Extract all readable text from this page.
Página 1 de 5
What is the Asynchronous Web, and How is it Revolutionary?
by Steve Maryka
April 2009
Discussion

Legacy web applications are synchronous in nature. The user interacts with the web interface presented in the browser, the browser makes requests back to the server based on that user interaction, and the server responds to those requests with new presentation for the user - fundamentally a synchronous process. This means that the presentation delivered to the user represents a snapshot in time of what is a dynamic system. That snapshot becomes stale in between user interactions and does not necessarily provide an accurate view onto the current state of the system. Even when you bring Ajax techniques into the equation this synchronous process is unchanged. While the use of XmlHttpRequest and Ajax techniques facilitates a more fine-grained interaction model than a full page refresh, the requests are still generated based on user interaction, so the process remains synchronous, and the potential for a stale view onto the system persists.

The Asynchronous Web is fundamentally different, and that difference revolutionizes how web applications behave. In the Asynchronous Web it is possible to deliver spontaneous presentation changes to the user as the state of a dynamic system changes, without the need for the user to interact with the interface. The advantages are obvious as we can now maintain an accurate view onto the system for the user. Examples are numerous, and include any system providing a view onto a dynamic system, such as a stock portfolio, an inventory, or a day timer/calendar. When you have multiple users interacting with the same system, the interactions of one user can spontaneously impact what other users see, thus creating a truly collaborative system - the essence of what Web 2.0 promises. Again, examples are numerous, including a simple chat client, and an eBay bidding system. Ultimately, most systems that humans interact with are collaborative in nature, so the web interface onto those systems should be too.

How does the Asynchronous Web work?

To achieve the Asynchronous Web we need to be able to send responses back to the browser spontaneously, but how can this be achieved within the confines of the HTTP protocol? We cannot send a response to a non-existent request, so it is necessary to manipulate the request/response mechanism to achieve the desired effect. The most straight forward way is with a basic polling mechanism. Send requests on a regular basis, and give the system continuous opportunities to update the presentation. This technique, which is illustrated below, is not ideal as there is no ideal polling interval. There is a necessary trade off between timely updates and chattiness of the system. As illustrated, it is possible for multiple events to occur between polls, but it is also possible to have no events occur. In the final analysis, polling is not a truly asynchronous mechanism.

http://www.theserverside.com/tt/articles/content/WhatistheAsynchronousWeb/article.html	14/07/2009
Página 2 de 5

※ ※ ※

> _YOUR GOAL_
Repeat each entry word for word.

> _WRITTEN RESPONSE_
Extract all readable text from this page.
Página 1 de 5
What is the Asynchronous Web, and How is it Revolutionary?
by Steve Maryka
April 2009
Discussion

Legacy web applications are synchronous in nature. The user interacts with the web interface presented in the browser, the browser makes requests back to the server based on that user interaction, and the server responds to those requests with new presentation for the user - fundamentally a synchronous process. This means that the presentation delivered to the user represents a snapshot in time of what is a dynamic system. That snapshot becomes stale in between user interactions and does not necessarily provide an accurate view onto the current state of the system. Even when you bring Ajax techniques into the equation this synchronous process is unchanged. While the use of XmlHttpRequest and Ajax techniques facilitates a more fine-grained interaction model than a full page refresh, the requests are still generated based on user interaction, so the process remains synchronous, and the potential for a stale view onto the system persists.

The Asynchronous Web is fundamentally different, and that difference revolutionizes how web applications behave. In the Asynchronous Web it is possible to deliver spontaneous presentation changes to the user as the state of a dynamic system changes, without the need for the user to interact with the interface. The advantages are obvious as we can now maintain an accurate view onto the system for the user. Examples are numerous, and include any system providing a view onto a dynamic system, such as a stock portfolio, an inventory, or a day timer/calendar. When you have multiple users interacting with the same system, the interactions of one user can spontaneously impact what other users see, thus creating a truly collaborative system - the essence of what Web 2.0 promises. Again, examples are numerous, including a simple chat client, and an eBay bidding system. Ultimately, most systems that humans interact with are collaborative in nature, so the web interface onto those systems should be too.

How does the Asynchronous Web work?

To achieve the Asynchronous Web we need to be able to send responses back to the browser spontaneously, but how can this be achieved within the confines of the HTTP protocol? We cannot send a response to a non-existent request, so it is necessary to manipulate the request/response mechanism to achieve the desired effect. The most straight forward way is with a basic polling mechanism. Send requests on a regular basis, and give the system continuous opportunities to update the presentation. This technique, which is illustrated below, is not ideal as there is no ideal polling interval. There is a necessary trade off between timely updates and chattiness of the system. As illustrated, it is possible for multiple events to occur between polls, but it is also possible to have no events occur. In the final analysis, polling is not a truly asynchronous mechanism.

http://www.theserverside.com/tt/articles/content/WhatistheAsynchronousWeb/article.html	14/07/2009
Página 2 de 5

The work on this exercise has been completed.